▸ What to produce: Output solely the number of lines containing the string "JSON".

[Chart and figure data]
* * * * *
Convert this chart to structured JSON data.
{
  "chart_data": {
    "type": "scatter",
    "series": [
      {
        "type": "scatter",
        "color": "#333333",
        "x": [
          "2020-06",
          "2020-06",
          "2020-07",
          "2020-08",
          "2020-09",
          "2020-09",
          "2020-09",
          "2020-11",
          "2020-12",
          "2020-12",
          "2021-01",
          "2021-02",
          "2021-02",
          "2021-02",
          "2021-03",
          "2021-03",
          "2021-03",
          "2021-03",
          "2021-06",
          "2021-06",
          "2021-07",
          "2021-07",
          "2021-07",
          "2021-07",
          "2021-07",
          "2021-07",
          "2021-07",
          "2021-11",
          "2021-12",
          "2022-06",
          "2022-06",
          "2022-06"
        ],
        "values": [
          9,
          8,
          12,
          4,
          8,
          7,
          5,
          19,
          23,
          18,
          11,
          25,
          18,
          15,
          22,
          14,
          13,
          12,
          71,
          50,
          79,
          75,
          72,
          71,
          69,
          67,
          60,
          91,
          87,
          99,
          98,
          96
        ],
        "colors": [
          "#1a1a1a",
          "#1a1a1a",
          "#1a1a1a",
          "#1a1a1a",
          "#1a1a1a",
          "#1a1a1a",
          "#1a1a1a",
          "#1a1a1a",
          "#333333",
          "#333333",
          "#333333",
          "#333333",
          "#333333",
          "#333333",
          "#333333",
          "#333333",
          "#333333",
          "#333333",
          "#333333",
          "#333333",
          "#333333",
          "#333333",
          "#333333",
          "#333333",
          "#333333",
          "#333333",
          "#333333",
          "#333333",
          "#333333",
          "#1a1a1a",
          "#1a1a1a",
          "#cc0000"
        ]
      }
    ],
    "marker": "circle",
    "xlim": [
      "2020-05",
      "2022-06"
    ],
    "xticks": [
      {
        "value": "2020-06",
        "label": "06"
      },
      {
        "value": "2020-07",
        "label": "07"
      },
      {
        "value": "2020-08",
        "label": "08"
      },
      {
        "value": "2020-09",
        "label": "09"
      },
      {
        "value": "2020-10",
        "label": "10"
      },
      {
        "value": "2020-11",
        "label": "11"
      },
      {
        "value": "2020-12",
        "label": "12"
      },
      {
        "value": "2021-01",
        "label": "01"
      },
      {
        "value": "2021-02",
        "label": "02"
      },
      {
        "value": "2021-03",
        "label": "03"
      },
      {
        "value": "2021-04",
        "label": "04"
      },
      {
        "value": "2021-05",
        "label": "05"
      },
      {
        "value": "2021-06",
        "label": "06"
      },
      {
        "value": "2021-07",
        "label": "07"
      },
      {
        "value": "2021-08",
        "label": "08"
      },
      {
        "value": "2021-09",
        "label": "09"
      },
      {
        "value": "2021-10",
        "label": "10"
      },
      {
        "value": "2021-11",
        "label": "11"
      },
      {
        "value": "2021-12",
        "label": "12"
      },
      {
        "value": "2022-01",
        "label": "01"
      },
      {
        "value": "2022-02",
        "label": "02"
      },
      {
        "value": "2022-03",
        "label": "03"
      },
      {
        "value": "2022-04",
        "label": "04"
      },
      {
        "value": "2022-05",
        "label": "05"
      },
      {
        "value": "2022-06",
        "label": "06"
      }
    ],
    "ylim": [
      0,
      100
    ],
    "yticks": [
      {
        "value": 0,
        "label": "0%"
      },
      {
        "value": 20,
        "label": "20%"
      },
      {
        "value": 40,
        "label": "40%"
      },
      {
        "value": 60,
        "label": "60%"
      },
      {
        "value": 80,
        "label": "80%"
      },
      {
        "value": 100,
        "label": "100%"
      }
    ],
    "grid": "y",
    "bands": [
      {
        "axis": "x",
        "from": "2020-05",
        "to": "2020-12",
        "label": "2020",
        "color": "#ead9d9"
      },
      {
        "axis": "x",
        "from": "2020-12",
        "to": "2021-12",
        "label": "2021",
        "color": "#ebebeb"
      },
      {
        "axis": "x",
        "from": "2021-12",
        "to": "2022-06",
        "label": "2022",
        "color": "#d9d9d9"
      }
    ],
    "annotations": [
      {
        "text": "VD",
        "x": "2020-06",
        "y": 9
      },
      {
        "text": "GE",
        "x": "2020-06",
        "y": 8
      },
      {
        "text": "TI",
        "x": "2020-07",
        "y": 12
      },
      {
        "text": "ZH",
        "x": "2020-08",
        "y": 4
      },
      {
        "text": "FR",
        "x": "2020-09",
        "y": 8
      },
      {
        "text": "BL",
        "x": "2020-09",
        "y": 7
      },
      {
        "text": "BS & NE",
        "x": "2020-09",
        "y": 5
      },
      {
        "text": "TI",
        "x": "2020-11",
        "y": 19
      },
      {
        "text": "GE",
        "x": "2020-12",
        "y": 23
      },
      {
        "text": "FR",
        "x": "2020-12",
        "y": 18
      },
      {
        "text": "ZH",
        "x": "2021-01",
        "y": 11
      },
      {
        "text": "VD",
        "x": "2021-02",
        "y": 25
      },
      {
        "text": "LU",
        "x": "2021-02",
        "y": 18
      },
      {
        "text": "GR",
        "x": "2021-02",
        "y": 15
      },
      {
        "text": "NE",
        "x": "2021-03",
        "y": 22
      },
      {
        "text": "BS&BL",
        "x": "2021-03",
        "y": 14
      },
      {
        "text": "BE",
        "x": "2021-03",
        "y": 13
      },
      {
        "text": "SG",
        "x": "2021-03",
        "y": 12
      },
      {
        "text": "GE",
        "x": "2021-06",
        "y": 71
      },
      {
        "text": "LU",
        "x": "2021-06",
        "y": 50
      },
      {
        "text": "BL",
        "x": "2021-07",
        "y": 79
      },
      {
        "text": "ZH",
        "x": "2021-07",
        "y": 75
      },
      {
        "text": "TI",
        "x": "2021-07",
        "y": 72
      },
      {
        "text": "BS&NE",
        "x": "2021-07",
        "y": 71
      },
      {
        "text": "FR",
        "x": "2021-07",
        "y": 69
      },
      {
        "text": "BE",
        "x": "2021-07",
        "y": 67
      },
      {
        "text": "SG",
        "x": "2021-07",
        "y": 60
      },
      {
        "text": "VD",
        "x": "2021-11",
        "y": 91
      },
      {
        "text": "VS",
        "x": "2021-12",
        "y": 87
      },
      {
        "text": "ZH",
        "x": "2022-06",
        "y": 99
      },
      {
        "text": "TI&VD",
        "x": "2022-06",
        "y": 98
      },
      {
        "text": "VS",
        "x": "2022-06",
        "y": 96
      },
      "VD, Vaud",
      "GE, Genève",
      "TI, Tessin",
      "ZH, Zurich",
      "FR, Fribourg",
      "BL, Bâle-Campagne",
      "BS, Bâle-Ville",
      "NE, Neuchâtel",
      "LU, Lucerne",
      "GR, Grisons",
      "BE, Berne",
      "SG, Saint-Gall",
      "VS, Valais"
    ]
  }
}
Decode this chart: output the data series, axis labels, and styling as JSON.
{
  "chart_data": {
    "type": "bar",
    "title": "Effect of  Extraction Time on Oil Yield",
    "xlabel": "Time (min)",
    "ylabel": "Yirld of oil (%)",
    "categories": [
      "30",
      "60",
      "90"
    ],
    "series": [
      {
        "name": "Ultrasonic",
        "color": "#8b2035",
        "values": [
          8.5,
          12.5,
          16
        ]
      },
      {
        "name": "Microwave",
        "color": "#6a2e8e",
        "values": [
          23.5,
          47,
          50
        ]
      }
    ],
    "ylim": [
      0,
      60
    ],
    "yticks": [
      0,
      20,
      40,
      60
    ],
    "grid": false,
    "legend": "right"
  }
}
* * * * *
▸ Result of the task: 2